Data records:
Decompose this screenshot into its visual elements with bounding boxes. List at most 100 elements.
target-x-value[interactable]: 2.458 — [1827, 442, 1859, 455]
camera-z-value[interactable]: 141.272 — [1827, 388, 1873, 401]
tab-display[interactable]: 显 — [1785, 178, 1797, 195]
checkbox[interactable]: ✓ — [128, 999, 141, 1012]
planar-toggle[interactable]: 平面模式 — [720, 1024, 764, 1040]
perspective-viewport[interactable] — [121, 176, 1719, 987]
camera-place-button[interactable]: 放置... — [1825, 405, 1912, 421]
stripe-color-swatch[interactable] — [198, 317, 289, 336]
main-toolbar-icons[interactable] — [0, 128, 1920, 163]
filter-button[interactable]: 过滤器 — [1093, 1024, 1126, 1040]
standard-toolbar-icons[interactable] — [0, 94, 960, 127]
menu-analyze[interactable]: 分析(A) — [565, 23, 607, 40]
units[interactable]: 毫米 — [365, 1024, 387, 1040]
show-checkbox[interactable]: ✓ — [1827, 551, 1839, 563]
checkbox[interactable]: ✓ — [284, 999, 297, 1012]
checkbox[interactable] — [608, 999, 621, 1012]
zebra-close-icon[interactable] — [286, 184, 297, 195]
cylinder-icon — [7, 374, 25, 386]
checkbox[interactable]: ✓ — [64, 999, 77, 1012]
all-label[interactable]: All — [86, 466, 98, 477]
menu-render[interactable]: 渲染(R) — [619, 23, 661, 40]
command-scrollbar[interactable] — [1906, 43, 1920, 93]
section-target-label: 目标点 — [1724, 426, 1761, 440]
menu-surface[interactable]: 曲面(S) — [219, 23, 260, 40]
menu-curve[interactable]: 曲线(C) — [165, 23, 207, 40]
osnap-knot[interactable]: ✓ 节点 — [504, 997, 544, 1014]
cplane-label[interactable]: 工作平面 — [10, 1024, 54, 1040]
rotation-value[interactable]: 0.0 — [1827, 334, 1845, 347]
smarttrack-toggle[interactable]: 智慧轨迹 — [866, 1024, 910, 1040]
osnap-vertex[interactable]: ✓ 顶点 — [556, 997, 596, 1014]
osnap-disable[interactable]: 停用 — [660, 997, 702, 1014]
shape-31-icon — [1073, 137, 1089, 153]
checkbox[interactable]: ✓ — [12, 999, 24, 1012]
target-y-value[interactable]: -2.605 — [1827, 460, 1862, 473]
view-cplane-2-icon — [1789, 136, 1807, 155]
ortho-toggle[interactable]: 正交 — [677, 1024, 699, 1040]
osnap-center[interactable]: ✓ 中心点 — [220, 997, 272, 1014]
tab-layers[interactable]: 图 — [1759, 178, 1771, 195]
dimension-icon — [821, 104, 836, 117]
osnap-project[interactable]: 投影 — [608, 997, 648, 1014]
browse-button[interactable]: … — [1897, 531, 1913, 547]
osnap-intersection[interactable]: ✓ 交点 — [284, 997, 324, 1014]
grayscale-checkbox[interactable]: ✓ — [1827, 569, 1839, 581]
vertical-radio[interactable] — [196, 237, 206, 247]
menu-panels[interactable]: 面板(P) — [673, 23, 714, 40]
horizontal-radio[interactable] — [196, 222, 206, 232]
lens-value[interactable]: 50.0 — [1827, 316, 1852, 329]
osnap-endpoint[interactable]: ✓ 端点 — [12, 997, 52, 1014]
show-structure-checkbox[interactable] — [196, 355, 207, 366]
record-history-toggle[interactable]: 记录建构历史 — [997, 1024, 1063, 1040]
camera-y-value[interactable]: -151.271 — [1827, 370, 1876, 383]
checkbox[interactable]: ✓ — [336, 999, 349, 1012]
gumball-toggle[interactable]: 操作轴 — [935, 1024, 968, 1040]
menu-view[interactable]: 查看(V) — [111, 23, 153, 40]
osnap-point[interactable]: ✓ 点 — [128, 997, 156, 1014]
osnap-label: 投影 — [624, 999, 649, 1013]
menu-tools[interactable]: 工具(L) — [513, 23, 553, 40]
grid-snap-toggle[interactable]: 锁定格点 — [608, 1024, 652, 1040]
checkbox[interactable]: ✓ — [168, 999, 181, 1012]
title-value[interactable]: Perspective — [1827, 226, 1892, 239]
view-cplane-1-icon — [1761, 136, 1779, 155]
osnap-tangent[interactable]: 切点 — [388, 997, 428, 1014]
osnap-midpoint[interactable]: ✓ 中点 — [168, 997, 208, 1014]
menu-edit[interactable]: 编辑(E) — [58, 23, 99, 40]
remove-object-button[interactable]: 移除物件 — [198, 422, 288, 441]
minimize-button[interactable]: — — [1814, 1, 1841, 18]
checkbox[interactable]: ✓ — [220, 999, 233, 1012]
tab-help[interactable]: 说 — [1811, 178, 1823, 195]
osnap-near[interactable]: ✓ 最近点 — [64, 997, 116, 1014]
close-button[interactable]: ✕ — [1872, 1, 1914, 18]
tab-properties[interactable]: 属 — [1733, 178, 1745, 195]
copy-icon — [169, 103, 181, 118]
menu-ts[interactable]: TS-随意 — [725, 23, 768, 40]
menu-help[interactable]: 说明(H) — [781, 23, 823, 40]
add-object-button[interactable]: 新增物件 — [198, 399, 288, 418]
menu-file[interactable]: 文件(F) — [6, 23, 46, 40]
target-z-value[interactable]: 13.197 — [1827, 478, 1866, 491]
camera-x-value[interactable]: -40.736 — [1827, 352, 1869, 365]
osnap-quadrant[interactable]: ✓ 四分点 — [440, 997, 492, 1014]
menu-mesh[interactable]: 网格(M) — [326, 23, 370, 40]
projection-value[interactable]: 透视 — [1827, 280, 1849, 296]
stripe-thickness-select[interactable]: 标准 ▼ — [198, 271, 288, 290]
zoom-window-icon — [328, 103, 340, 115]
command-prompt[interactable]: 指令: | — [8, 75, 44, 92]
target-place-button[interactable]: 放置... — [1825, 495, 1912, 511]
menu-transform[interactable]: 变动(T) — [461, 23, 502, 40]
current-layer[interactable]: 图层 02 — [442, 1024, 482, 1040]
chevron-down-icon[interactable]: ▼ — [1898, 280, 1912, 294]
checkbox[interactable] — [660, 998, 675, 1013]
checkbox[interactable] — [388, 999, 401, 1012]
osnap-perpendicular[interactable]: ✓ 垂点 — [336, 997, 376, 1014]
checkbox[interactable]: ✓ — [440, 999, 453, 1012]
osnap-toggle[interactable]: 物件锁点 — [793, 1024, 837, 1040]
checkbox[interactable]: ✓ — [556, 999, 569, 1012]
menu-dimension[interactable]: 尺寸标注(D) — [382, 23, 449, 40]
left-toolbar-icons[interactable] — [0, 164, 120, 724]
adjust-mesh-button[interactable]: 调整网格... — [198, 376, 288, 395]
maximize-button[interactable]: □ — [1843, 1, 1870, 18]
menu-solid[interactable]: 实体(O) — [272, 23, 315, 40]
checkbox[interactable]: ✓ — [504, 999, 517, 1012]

TASK TO CARRY OUT: List every line of the data above that contains the string "label".

THE SOLUTION:
all-label[interactable]: All — [86, 466, 98, 477]
section-target-label: 目标点 — [1724, 426, 1761, 440]
cplane-label[interactable]: 工作平面 — [10, 1024, 54, 1040]
osnap-label: 投影 — [624, 999, 649, 1013]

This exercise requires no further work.